• Request: Quote the listing below, from its first line through the line that contains "status-time: 9:39 [1372, 192, 1394, 204]". Include both of those lines and change nothing.

• Records to process:
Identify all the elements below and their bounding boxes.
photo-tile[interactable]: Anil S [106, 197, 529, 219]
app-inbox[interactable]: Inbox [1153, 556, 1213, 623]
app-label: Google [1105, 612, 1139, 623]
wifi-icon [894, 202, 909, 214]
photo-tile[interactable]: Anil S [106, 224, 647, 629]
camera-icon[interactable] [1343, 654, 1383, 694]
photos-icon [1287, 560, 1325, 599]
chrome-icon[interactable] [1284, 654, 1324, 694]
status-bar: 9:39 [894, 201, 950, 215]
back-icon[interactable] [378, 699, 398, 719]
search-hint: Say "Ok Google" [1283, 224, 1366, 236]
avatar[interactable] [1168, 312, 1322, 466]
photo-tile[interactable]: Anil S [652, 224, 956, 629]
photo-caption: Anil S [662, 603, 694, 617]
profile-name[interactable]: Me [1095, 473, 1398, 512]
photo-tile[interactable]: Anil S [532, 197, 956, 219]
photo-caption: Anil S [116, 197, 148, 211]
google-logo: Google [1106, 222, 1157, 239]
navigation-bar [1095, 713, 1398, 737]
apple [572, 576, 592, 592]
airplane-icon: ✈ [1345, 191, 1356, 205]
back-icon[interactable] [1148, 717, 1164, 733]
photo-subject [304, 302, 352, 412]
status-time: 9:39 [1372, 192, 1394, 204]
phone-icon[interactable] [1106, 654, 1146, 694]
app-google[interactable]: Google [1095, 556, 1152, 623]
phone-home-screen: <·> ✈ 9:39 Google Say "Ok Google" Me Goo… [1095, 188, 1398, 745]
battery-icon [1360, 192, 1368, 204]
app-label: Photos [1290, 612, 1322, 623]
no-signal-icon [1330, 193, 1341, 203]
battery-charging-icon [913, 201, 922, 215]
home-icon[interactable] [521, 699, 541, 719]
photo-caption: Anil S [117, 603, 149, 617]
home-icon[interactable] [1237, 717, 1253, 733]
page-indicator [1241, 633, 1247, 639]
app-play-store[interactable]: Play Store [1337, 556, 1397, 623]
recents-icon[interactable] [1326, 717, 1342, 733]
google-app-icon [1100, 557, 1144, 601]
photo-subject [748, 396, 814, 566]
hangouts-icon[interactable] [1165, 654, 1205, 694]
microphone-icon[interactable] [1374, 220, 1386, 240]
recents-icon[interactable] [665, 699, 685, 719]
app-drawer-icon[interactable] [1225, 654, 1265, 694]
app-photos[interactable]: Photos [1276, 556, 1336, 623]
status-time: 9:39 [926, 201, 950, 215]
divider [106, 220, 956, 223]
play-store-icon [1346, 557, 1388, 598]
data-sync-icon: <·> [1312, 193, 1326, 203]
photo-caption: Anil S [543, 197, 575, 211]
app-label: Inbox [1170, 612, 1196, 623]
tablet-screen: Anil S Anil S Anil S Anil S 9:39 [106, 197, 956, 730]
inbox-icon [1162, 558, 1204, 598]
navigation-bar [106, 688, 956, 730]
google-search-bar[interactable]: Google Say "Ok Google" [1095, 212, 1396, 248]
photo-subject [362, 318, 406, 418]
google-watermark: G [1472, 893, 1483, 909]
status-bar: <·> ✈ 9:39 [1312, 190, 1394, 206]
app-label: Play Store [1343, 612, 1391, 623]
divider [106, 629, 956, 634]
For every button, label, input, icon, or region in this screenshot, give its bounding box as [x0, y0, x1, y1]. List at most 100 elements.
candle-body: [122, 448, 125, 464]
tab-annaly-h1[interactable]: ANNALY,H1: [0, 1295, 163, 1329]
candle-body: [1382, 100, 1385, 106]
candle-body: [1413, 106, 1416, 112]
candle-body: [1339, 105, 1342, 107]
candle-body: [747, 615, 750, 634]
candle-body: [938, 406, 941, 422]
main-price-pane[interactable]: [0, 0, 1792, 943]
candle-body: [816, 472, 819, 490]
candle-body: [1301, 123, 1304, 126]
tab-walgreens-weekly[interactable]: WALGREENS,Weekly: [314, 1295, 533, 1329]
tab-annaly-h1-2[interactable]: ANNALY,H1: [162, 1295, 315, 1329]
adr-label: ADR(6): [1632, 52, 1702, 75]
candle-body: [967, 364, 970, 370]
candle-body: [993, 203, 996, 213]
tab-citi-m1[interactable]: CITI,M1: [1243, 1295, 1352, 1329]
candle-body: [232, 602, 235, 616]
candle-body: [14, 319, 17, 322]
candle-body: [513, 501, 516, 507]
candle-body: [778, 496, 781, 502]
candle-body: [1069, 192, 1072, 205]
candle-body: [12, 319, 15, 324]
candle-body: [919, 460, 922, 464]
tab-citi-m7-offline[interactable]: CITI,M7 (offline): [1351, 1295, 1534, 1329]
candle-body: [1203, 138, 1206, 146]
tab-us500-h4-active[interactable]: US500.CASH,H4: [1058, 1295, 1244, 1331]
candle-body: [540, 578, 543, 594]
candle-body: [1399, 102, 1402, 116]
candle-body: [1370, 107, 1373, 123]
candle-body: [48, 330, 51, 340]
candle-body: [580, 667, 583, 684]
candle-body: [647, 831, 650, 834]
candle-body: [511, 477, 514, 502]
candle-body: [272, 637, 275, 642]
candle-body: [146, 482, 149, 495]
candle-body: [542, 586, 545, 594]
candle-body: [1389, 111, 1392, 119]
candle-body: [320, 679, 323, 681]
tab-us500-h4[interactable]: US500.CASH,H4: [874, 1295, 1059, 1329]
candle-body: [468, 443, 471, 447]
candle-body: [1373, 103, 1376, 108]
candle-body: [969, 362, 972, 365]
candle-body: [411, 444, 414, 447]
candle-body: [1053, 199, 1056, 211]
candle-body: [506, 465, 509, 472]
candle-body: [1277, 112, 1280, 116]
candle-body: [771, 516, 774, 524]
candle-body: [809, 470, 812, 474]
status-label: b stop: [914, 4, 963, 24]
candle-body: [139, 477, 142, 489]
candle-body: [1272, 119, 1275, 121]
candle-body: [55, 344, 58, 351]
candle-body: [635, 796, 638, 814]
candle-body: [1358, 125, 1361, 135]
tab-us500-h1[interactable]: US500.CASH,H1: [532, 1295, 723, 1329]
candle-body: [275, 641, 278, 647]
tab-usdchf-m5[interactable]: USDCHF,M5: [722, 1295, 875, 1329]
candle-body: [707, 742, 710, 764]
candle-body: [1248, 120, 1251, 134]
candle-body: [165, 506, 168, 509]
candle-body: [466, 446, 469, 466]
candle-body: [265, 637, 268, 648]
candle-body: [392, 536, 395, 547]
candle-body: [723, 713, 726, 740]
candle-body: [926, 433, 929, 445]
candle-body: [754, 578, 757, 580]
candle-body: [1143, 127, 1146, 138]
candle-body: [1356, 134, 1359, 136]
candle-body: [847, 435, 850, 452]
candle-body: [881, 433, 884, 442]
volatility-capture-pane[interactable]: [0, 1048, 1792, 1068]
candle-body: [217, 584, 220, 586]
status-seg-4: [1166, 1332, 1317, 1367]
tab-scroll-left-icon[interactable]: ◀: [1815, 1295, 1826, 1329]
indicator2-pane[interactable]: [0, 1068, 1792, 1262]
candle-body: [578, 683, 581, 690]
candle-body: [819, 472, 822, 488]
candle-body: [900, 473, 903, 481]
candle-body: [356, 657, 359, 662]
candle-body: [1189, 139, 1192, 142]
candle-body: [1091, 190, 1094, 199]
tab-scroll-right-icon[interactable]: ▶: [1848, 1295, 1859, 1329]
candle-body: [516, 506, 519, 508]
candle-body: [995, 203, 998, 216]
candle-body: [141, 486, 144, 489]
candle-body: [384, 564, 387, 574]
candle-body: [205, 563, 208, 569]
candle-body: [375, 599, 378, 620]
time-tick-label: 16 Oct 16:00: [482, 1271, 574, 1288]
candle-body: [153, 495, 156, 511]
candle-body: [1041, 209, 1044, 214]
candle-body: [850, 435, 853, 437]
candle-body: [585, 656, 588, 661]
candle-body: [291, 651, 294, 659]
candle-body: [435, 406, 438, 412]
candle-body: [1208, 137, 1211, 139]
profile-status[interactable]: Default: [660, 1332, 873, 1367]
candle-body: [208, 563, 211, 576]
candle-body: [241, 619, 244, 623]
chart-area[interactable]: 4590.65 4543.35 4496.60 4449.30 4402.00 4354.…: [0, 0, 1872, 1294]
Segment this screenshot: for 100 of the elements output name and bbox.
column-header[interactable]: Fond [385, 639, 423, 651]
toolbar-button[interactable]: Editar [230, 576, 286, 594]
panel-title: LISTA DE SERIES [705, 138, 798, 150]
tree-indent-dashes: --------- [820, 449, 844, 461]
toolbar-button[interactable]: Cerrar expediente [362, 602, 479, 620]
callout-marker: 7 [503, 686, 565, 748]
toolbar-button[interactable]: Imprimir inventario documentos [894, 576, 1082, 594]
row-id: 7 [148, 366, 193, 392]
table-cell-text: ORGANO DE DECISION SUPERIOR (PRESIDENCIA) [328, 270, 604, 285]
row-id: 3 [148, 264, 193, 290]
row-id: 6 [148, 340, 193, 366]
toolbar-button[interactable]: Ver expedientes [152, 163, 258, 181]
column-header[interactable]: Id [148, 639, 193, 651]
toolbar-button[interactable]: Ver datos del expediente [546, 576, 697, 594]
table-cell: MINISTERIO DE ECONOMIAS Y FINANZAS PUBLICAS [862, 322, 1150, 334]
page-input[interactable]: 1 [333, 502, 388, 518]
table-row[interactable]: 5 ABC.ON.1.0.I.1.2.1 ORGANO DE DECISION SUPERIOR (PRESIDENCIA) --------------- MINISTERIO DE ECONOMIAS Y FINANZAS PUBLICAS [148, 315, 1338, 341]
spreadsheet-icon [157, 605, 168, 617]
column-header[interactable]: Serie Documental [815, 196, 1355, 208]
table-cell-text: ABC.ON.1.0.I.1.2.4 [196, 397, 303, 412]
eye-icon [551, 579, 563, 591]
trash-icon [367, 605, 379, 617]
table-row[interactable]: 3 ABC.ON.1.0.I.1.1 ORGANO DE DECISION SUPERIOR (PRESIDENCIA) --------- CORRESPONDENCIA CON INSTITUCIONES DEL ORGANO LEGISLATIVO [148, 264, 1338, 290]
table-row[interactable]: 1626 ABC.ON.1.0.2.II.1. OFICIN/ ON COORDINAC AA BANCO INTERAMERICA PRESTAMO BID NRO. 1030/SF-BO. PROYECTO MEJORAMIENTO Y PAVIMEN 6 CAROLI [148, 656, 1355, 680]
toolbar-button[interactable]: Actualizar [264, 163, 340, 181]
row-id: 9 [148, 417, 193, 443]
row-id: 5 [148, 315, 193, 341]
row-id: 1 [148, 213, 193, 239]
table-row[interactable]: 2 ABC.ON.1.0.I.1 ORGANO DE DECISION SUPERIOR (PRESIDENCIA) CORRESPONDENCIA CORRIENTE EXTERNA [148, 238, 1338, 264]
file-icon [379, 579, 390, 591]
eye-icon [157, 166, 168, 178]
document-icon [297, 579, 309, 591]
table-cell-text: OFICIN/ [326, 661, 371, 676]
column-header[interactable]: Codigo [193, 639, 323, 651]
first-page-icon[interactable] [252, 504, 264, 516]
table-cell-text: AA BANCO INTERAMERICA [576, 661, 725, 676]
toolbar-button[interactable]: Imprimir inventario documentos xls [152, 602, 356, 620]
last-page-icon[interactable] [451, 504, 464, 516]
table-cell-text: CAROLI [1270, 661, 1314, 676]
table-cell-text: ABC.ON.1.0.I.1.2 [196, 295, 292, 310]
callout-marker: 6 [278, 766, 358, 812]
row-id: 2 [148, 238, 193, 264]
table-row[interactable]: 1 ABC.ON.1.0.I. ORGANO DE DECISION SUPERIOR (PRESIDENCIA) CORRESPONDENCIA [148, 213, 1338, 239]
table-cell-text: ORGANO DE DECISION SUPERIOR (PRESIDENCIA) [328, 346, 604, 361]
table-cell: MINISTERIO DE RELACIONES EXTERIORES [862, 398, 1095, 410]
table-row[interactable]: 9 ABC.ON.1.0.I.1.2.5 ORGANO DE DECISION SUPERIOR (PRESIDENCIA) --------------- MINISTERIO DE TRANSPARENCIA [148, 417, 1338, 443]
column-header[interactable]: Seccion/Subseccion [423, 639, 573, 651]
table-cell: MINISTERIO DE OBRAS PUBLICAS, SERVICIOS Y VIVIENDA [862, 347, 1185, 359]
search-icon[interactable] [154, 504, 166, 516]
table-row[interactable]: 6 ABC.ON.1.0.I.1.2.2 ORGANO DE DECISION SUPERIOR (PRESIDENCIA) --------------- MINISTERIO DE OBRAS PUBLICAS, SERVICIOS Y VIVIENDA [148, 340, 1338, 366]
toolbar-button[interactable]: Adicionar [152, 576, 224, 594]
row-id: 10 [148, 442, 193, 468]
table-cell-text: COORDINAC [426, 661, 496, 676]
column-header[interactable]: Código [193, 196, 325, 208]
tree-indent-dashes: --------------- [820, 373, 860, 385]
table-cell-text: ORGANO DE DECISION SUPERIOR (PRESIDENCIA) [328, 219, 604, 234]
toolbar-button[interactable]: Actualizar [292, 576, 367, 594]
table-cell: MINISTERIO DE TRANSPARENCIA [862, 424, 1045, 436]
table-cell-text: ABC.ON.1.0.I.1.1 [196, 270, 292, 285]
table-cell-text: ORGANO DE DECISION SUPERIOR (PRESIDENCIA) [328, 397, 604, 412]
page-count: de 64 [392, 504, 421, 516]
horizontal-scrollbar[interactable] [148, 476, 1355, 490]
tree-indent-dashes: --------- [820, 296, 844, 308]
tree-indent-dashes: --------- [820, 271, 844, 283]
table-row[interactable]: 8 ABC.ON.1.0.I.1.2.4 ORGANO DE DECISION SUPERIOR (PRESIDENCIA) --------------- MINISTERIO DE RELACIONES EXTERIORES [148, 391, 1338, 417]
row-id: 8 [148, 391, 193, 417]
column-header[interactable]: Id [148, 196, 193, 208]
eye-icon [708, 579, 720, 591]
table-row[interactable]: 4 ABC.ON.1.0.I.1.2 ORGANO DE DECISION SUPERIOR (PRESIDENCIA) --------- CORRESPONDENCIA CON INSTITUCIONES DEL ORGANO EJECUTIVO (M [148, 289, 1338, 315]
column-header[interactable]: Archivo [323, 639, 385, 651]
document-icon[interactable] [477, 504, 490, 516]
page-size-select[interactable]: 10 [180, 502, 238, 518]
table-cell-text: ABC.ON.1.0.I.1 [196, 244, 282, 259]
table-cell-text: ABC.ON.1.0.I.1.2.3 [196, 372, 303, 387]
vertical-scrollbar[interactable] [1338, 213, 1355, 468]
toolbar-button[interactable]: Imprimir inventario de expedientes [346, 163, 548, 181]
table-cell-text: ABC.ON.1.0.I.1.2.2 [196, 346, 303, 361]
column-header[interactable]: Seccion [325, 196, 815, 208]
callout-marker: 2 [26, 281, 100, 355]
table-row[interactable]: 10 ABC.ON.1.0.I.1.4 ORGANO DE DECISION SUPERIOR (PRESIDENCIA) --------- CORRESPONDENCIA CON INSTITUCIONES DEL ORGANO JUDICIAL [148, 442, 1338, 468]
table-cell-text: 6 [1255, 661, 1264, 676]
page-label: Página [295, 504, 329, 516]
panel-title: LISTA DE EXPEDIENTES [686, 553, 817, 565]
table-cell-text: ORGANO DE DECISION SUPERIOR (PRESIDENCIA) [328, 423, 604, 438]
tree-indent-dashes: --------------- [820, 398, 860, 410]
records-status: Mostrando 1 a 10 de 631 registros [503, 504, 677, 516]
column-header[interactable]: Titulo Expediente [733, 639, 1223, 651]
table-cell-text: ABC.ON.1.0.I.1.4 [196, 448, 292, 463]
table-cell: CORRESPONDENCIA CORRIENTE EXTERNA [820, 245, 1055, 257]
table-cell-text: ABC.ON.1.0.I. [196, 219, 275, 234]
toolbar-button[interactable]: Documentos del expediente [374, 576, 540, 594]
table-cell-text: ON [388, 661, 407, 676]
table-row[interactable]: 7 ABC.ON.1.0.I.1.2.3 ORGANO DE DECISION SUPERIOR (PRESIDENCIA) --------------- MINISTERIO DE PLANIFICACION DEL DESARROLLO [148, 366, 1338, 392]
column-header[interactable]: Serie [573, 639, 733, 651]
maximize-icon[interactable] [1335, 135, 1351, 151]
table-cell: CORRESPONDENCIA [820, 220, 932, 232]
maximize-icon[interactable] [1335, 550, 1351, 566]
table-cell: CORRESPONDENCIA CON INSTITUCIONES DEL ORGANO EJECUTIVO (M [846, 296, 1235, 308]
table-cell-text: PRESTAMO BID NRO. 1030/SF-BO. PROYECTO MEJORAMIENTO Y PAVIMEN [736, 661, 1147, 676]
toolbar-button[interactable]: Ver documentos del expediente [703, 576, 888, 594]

• Result of this task:
Identify all the elements below and their bounding boxes.
photo-tile[interactable]: Anil S [106, 197, 529, 219]
app-inbox[interactable]: Inbox [1153, 556, 1213, 623]
app-label: Google [1105, 612, 1139, 623]
wifi-icon [894, 202, 909, 214]
photo-tile[interactable]: Anil S [106, 224, 647, 629]
camera-icon[interactable] [1343, 654, 1383, 694]
photos-icon [1287, 560, 1325, 599]
chrome-icon[interactable] [1284, 654, 1324, 694]
status-bar: 9:39 [894, 201, 950, 215]
back-icon[interactable] [378, 699, 398, 719]
search-hint: Say "Ok Google" [1283, 224, 1366, 236]
avatar[interactable] [1168, 312, 1322, 466]
photo-tile[interactable]: Anil S [652, 224, 956, 629]
photo-caption: Anil S [662, 603, 694, 617]
profile-name[interactable]: Me [1095, 473, 1398, 512]
photo-tile[interactable]: Anil S [532, 197, 956, 219]
photo-caption: Anil S [116, 197, 148, 211]
google-logo: Google [1106, 222, 1157, 239]
navigation-bar [1095, 713, 1398, 737]
apple [572, 576, 592, 592]
airplane-icon: ✈ [1345, 191, 1356, 205]
back-icon[interactable] [1148, 717, 1164, 733]
photo-subject [304, 302, 352, 412]
status-time: 9:39 [1372, 192, 1394, 204]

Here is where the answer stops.